» TASK DETAILS: Find every line containing the word "IŞIK" in the records below; report only how many there are.

» RECORDS FOR PROCESSING:
>> START

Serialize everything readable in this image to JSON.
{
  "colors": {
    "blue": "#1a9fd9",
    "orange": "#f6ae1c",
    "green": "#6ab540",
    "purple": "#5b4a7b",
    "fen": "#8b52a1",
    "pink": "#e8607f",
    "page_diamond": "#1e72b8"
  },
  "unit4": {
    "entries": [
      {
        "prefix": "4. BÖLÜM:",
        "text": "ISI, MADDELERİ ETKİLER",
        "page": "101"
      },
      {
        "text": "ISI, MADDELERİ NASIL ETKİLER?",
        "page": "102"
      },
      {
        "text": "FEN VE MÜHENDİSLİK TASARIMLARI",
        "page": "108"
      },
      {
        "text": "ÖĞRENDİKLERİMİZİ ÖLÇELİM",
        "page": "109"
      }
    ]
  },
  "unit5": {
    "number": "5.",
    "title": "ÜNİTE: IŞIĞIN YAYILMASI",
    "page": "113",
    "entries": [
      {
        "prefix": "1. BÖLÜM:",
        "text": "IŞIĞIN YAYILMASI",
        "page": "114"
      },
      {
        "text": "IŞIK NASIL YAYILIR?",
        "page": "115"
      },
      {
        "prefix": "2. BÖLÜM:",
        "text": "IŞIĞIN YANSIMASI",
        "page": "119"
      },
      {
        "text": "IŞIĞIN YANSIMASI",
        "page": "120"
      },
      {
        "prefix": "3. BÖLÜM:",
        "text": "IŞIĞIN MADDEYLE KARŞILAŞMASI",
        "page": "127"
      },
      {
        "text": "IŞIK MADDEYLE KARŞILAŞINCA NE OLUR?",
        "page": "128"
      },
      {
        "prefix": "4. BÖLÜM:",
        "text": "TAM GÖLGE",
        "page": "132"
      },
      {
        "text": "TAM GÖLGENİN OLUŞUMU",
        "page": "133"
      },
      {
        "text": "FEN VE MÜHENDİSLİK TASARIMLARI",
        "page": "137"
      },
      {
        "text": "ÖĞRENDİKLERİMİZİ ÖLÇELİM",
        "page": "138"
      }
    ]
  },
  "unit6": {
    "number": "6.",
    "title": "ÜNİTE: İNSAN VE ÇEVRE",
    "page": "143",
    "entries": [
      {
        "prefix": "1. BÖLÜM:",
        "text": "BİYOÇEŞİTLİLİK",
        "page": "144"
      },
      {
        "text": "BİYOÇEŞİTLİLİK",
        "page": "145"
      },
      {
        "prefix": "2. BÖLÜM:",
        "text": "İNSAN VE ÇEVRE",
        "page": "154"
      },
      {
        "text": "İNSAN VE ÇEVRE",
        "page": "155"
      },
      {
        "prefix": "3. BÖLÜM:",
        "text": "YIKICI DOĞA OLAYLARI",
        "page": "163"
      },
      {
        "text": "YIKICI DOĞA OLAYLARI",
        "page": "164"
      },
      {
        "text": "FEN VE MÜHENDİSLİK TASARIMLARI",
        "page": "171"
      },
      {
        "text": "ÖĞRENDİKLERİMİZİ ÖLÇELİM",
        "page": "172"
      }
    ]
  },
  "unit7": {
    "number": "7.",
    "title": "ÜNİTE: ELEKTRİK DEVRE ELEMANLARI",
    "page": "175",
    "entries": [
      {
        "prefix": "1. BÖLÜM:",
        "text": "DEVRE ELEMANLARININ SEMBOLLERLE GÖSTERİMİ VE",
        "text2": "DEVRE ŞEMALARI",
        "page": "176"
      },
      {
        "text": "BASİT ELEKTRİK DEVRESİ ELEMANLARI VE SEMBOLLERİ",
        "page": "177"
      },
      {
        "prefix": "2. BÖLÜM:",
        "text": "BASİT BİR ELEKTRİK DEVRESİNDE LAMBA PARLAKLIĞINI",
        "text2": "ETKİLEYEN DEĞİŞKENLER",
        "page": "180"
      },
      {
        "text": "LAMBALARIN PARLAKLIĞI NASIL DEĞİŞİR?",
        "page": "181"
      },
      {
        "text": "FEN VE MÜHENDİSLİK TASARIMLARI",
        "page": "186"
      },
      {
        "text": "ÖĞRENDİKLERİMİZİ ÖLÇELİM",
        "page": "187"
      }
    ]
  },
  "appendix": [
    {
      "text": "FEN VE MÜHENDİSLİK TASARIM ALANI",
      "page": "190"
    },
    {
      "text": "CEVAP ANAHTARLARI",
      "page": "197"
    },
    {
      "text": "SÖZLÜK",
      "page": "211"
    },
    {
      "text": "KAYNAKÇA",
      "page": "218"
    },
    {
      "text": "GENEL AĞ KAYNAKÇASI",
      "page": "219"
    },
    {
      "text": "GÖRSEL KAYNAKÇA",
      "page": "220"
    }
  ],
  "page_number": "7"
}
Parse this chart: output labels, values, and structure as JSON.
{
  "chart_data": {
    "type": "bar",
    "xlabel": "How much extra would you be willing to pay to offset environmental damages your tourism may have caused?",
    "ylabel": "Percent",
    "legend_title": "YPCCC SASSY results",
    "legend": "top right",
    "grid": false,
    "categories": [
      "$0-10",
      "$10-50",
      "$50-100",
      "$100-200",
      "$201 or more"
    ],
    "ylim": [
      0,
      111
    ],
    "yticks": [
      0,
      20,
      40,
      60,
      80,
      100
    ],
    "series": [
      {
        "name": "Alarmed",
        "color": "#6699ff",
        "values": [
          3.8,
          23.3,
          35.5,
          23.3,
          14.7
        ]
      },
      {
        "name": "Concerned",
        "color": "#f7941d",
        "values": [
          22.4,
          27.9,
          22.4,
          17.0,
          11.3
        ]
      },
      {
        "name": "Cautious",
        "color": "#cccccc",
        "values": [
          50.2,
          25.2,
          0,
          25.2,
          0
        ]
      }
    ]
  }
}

>> END

» EXERCISE RESPONSE: 2